*WORK TO DO:* Make an exact copy of the records, with the pictures left out.

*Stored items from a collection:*
==================================================

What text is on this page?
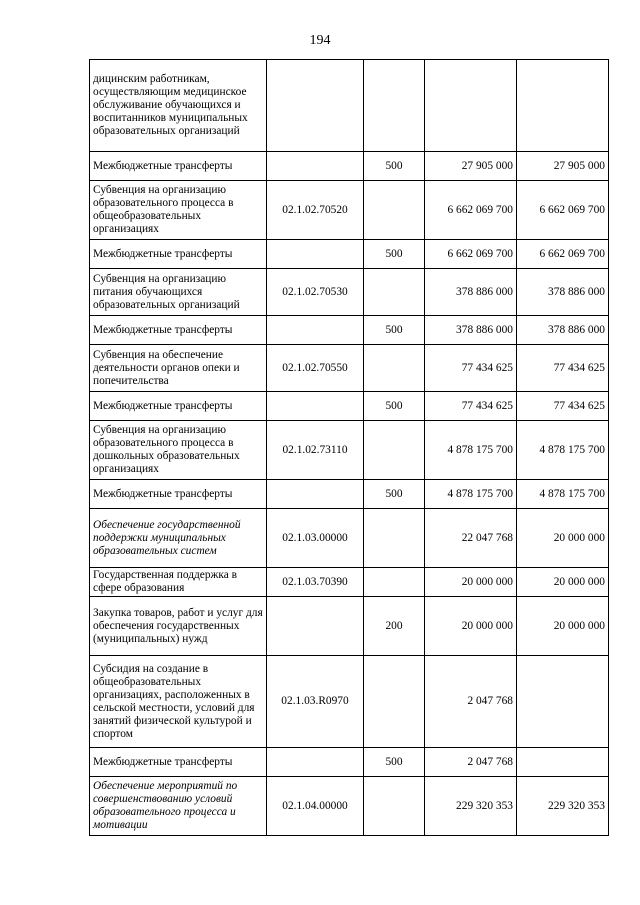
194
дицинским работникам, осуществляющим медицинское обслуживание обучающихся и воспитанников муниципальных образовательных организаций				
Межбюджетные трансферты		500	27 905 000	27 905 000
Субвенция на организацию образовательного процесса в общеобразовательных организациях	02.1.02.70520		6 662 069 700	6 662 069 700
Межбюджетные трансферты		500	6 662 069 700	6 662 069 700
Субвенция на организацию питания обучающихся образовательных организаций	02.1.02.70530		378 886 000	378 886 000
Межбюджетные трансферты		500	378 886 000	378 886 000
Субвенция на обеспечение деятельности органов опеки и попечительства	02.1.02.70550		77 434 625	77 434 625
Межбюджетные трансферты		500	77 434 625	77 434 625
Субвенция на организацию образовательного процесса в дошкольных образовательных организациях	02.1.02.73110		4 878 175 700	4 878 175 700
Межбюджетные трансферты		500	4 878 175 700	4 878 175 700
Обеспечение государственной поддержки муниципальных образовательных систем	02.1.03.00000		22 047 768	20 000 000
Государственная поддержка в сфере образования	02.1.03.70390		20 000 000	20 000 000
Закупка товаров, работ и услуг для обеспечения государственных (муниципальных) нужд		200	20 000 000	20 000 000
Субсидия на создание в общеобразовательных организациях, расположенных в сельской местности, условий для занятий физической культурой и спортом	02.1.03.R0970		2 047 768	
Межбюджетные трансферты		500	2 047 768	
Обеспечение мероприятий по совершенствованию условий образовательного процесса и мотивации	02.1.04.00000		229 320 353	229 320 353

==================================================

*ANSWER FOR THIS EXERCISE:*
What text is on this page?
194
дицинским работникам, осуществляющим медицинское обслуживание обучающихся и воспитанников муниципальных образовательных организаций				
Межбюджетные трансферты		500	27 905 000	27 905 000
Субвенция на организацию образовательного процесса в общеобразовательных организациях	02.1.02.70520		6 662 069 700	6 662 069 700
Межбюджетные трансферты		500	6 662 069 700	6 662 069 700
Субвенция на организацию питания обучающихся образовательных организаций	02.1.02.70530		378 886 000	378 886 000
Межбюджетные трансферты		500	378 886 000	378 886 000
Субвенция на обеспечение деятельности органов опеки и попечительства	02.1.02.70550		77 434 625	77 434 625
Межбюджетные трансферты		500	77 434 625	77 434 625
Субвенция на организацию образовательного процесса в дошкольных образовательных организациях	02.1.02.73110		4 878 175 700	4 878 175 700
Межбюджетные трансферты		500	4 878 175 700	4 878 175 700
Обеспечение государственной поддержки муниципальных образовательных систем	02.1.03.00000		22 047 768	20 000 000
Государственная поддержка в сфере образования	02.1.03.70390		20 000 000	20 000 000
Закупка товаров, работ и услуг для обеспечения государственных (муниципальных) нужд		200	20 000 000	20 000 000
Субсидия на создание в общеобразовательных организациях, расположенных в сельской местности, условий для занятий физической культурой и спортом	02.1.03.R0970		2 047 768	
Межбюджетные трансферты		500	2 047 768	
Обеспечение мероприятий по совершенствованию условий образовательного процесса и мотивации	02.1.04.00000		229 320 353	229 320 353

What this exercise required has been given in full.